• Instruction: Pull out from the material below all lines with "JSON".

━━━━━ Material provided

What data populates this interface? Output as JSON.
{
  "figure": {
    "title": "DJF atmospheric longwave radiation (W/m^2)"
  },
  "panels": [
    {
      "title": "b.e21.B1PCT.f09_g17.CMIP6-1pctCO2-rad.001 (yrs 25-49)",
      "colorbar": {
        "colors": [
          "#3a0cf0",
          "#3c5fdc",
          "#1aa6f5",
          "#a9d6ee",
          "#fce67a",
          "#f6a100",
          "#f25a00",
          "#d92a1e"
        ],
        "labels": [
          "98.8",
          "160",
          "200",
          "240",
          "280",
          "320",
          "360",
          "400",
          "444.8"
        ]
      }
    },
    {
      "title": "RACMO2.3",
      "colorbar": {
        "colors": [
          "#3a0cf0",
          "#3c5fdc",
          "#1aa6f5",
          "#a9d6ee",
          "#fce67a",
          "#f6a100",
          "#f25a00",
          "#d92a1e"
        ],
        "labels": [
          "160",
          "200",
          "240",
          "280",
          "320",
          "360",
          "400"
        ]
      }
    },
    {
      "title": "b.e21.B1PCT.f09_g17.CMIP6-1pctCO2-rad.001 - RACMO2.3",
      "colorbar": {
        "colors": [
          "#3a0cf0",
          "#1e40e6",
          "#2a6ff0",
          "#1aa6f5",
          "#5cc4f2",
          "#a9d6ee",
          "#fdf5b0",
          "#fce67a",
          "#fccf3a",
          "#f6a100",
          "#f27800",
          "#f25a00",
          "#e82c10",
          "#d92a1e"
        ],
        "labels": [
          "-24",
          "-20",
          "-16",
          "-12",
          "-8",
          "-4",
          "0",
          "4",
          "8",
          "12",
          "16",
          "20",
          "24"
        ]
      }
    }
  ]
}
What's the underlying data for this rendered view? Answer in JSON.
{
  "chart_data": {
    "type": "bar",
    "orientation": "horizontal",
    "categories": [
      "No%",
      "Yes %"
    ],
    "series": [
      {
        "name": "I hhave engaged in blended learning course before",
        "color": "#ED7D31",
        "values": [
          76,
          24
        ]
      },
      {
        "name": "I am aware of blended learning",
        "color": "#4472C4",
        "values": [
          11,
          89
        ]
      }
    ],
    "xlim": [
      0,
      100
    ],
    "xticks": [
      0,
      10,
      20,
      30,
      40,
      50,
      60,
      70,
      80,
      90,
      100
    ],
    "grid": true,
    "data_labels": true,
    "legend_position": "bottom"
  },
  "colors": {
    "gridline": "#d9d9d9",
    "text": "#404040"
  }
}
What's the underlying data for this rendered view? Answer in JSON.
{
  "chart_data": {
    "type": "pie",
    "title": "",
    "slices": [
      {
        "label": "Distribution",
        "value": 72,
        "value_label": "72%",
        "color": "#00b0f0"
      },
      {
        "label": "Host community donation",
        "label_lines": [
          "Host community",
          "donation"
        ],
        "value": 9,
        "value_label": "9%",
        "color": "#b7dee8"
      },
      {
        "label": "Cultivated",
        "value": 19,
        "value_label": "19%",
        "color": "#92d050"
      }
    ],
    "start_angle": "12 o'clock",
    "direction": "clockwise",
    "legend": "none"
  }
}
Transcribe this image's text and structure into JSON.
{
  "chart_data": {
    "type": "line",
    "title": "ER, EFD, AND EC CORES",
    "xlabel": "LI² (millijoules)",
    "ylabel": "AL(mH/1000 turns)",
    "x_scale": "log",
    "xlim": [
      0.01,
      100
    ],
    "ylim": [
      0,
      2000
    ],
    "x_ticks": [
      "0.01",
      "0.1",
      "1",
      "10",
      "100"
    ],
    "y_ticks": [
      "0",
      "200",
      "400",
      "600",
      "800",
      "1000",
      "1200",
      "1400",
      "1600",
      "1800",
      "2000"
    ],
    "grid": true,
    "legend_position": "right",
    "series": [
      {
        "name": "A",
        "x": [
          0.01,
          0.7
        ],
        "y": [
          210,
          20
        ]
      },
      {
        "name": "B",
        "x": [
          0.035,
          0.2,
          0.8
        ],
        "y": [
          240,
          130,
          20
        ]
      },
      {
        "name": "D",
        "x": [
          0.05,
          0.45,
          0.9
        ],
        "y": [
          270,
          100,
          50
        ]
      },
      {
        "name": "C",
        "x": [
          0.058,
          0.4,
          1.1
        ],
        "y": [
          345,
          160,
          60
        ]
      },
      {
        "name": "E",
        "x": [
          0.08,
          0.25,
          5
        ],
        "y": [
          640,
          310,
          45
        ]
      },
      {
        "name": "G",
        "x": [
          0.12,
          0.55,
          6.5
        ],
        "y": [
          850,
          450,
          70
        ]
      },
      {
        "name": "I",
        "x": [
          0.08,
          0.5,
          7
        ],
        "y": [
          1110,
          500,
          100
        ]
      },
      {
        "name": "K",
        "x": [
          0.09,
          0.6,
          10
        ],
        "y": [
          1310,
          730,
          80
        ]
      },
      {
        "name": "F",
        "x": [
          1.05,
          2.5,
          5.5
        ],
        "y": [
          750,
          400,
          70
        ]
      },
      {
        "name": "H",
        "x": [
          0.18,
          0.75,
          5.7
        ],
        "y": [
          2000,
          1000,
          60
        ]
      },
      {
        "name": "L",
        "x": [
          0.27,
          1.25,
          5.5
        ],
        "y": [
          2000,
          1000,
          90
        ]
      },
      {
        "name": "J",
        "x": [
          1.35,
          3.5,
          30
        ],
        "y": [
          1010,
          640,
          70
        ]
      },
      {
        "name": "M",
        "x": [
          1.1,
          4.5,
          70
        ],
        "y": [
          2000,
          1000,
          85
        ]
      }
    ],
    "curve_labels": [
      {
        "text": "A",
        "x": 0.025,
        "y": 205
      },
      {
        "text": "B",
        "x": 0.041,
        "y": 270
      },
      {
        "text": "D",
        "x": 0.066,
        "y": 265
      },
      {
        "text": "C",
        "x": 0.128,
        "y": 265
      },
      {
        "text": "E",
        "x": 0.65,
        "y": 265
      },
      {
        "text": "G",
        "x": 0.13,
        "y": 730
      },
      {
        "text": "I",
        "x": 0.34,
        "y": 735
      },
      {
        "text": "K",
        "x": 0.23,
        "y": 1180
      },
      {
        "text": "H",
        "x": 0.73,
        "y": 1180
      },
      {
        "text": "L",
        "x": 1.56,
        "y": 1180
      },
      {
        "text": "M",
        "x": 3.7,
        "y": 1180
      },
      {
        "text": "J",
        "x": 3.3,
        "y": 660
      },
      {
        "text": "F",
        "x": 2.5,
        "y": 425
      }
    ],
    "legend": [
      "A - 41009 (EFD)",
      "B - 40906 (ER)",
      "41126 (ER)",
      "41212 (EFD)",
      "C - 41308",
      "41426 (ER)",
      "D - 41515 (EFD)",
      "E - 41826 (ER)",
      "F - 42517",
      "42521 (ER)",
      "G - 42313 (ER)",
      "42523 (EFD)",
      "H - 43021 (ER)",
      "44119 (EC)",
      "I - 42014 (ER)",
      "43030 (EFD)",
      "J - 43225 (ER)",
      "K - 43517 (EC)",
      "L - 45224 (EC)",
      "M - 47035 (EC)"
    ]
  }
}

━━━━━━━━━━

• Response to the task:
What data populates this interface? Output as JSON.
What's the underlying data for this rendered view? Answer in JSON.
What's the underlying data for this rendered view? Answer in JSON.
Transcribe this image's text and structure into JSON.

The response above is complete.